## EXERCISE
Output every entry exactly as written, skipping any pictures.

## TASK DATA
----------------------------------------
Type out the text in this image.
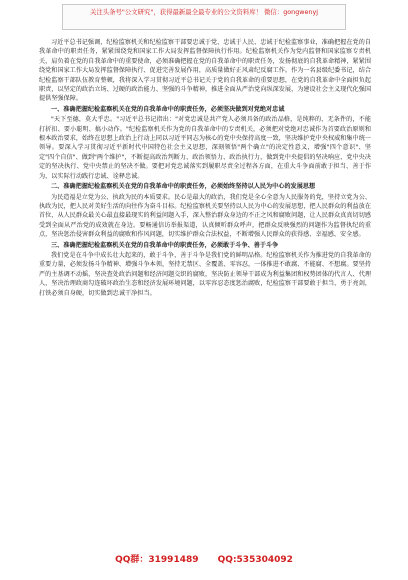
关注头条号"公文研究"，获得最新最全最专业的公文资料库！ 微信：gongwenyj

习近平总书记强调，纪检监察机关和纪检监察干部要忠诚于党、忠诚于人民、忠诚于纪检监察事业，准确把握在党的自我革命中的职责任务，紧紧围绕党和国家工作大局发挥监督保障执行作用。纪检监察机关作为党内监督和国家监察专责机关，肩负着在党的自我革命中的重要使命，必须准确把握在党的自我革命中的职责任务，发扬彻底的自我革命精神，紧紧围绕党和国家工作大局发挥监督保障执行、促进完善发展作用，高质量做好正风肃纪反腐工作。作为一名县级纪委书记，结合纪检监察干部队伍教育整顿，我将深入学习贯彻习近平总书记关于党的自我革命的重要思想，在党的自我革命中全面担负起职责，以坚定的政治立场、过硬的政治能力、坚强的斗争精神，推进全面从严治党向纵深发展，为建设社会主义现代化强国提供坚强保障。

一、准确把握纪检监察机关在党的自我革命中的职责任务，必须坚决做到对党绝对忠诚

"天下至德，莫大乎忠。"习近平总书记指出："对党忠诚是共产党人必须具备的政治品格，是纯粹的、无条件的，不能打折扣、要小聪明、搞小动作。"纪检监察机关作为党的自我革命中的专责机关，必须把对党绝对忠诚作为首要政治原则和根本政治要求，始终在思想上政治上行动上同以习近平同志为核心的党中央保持高度一致，坚决维护党中央权威和集中统一领导。要深入学习贯彻习近平新时代中国特色社会主义思想，深刻领悟"两个确立"的决定性意义，增强"四个意识"、坚定"四个自信"、做到"两个维护"，不断提高政治判断力、政治领悟力、政治执行力，做到党中央提倡的坚决响应、党中央决定的坚决执行、党中央禁止的坚决不做。要把对党忠诚落实到履职尽责全过程各方面，在重大斗争面前敢于担当、善于作为，以实际行动践行忠诚、诠释忠诚。

二、准确把握纪检监察机关在党的自我革命中的职责任务，必须始终坚持以人民为中心的发展思想

为民造福是立党为公、执政为民的本质要求。民心是最大的政治，我们党是全心全意为人民服务的党，坚持立党为公、执政为民，把人民对美好生活的向往作为奋斗目标。纪检监察机关要坚持以人民为中心的发展思想，把人民群众的利益放在首位，从人民群众最关心最直接最现实的利益问题入手，深入整治群众身边的不正之风和腐败问题，让人民群众真真切切感受到全面从严治党的成效就在身边。要畅通信访举报渠道，认真倾听群众呼声，把群众反映强烈的问题作为监督执纪的重点，坚决惩治侵害群众利益的腐败和作风问题，切实维护群众合法权益，不断增强人民群众的获得感、幸福感、安全感。

三、准确把握纪检监察机关在党的自我革命中的职责任务，必须敢于斗争、善于斗争

我们党是在斗争中成长壮大起来的，敢于斗争、善于斗争是我们党的鲜明品格。纪检监察机关作为推进党的自我革命的重要力量，必须发扬斗争精神、增强斗争本领，坚持无禁区、全覆盖、零容忍，一体推进不敢腐、不能腐、不想腐。要坚持严的主基调不动摇，坚决查处政治问题和经济问题交织的腐败，坚决防止领导干部成为利益集团和权势团体的代言人、代理人，坚决治理政商勾连破坏政治生态和经济发展环境问题，以零容忍态度惩治腐败，纪检监察干部要敢于担当、勇于亮剑，打铁必须自身硬，切实做到忠诚干净担当。

QQ群：31991489 QQ:535304092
----------------------------------------
## RESPONSE BELOW
Type out the text in this image.
关注头条号"公文研究"，获得最新最全最专业的公文资料库！ 微信：gongwenyj

习近平总书记强调，纪检监察机关和纪检监察干部要忠诚于党、忠诚于人民、忠诚于纪检监察事业，准确把握在党的自我革命中的职责任务，紧紧围绕党和国家工作大局发挥监督保障执行作用。纪检监察机关作为党内监督和国家监察专责机关，肩负着在党的自我革命中的重要使命，必须准确把握在党的自我革命中的职责任务，发扬彻底的自我革命精神，紧紧围绕党和国家工作大局发挥监督保障执行、促进完善发展作用，高质量做好正风肃纪反腐工作。作为一名县级纪委书记，结合纪检监察干部队伍教育整顿，我将深入学习贯彻习近平总书记关于党的自我革命的重要思想，在党的自我革命中全面担负起职责，以坚定的政治立场、过硬的政治能力、坚强的斗争精神，推进全面从严治党向纵深发展，为建设社会主义现代化强国提供坚强保障。

一、准确把握纪检监察机关在党的自我革命中的职责任务，必须坚决做到对党绝对忠诚

"天下至德，莫大乎忠。"习近平总书记指出："对党忠诚是共产党人必须具备的政治品格，是纯粹的、无条件的，不能打折扣、要小聪明、搞小动作。"纪检监察机关作为党的自我革命中的专责机关，必须把对党绝对忠诚作为首要政治原则和根本政治要求，始终在思想上政治上行动上同以习近平同志为核心的党中央保持高度一致，坚决维护党中央权威和集中统一领导。要深入学习贯彻习近平新时代中国特色社会主义思想，深刻领悟"两个确立"的决定性意义，增强"四个意识"、坚定"四个自信"、做到"两个维护"，不断提高政治判断力、政治领悟力、政治执行力，做到党中央提倡的坚决响应、党中央决定的坚决执行、党中央禁止的坚决不做。要把对党忠诚落实到履职尽责全过程各方面，在重大斗争面前敢于担当、善于作为，以实际行动践行忠诚、诠释忠诚。

二、准确把握纪检监察机关在党的自我革命中的职责任务，必须始终坚持以人民为中心的发展思想

为民造福是立党为公、执政为民的本质要求。民心是最大的政治，我们党是全心全意为人民服务的党，坚持立党为公、执政为民，把人民对美好生活的向往作为奋斗目标。纪检监察机关要坚持以人民为中心的发展思想，把人民群众的利益放在首位，从人民群众最关心最直接最现实的利益问题入手，深入整治群众身边的不正之风和腐败问题，让人民群众真真切切感受到全面从严治党的成效就在身边。要畅通信访举报渠道，认真倾听群众呼声，把群众反映强烈的问题作为监督执纪的重点，坚决惩治侵害群众利益的腐败和作风问题，切实维护群众合法权益，不断增强人民群众的获得感、幸福感、安全感。

三、准确把握纪检监察机关在党的自我革命中的职责任务，必须敢于斗争、善于斗争

我们党是在斗争中成长壮大起来的，敢于斗争、善于斗争是我们党的鲜明品格。纪检监察机关作为推进党的自我革命的重要力量，必须发扬斗争精神、增强斗争本领，坚持无禁区、全覆盖、零容忍，一体推进不敢腐、不能腐、不想腐。要坚持严的主基调不动摇，坚决查处政治问题和经济问题交织的腐败，坚决防止领导干部成为利益集团和权势团体的代言人、代理人，坚决治理政商勾连破坏政治生态和经济发展环境问题，以零容忍态度惩治腐败，纪检监察干部要敢于担当、勇于亮剑，打铁必须自身硬，切实做到忠诚干净担当。

QQ群：31991489 QQ:535304092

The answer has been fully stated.